■ Short task ■
Copy the lines holding the word "this", all of them.

Start of Entries provided

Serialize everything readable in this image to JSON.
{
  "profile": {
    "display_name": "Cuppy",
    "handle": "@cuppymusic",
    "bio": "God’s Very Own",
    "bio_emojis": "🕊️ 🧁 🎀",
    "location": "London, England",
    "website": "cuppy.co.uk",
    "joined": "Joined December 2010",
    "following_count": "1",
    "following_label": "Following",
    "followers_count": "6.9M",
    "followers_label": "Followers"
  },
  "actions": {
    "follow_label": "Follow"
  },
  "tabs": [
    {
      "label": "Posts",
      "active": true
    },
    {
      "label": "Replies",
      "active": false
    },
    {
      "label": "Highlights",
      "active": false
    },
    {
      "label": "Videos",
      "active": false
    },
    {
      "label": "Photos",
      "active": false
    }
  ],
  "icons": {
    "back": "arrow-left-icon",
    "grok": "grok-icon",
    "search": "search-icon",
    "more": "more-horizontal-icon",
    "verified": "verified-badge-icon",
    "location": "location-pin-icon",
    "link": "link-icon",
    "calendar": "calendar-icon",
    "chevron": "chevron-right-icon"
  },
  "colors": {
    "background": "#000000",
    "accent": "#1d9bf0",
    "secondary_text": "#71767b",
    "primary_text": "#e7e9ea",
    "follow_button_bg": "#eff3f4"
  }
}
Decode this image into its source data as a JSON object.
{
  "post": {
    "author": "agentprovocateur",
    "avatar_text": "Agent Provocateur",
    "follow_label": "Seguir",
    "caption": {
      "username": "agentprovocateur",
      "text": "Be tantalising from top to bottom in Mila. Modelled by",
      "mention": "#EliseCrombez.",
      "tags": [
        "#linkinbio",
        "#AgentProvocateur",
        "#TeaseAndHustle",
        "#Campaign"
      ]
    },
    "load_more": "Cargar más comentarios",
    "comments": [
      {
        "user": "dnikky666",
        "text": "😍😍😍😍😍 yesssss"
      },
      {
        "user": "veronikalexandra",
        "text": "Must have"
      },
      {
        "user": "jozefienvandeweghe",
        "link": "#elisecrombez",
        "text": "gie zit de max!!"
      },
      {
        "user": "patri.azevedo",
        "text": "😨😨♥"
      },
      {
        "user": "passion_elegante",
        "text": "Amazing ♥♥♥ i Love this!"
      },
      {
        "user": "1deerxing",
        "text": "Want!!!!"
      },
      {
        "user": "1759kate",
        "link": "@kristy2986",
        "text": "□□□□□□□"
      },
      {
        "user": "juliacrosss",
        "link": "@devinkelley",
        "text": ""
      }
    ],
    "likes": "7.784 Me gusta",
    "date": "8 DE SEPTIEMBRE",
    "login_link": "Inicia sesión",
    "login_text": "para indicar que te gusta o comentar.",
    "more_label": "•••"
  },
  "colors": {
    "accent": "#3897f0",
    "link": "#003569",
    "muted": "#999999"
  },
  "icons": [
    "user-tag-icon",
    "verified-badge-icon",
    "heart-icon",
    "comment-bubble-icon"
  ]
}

End of Entries provided

■ Expected answer ■
Serialize everything readable in this image to JSON.
Decode this image into its source data as a JSON object.
        "text": "Amazing ♥♥♥ i Love this!"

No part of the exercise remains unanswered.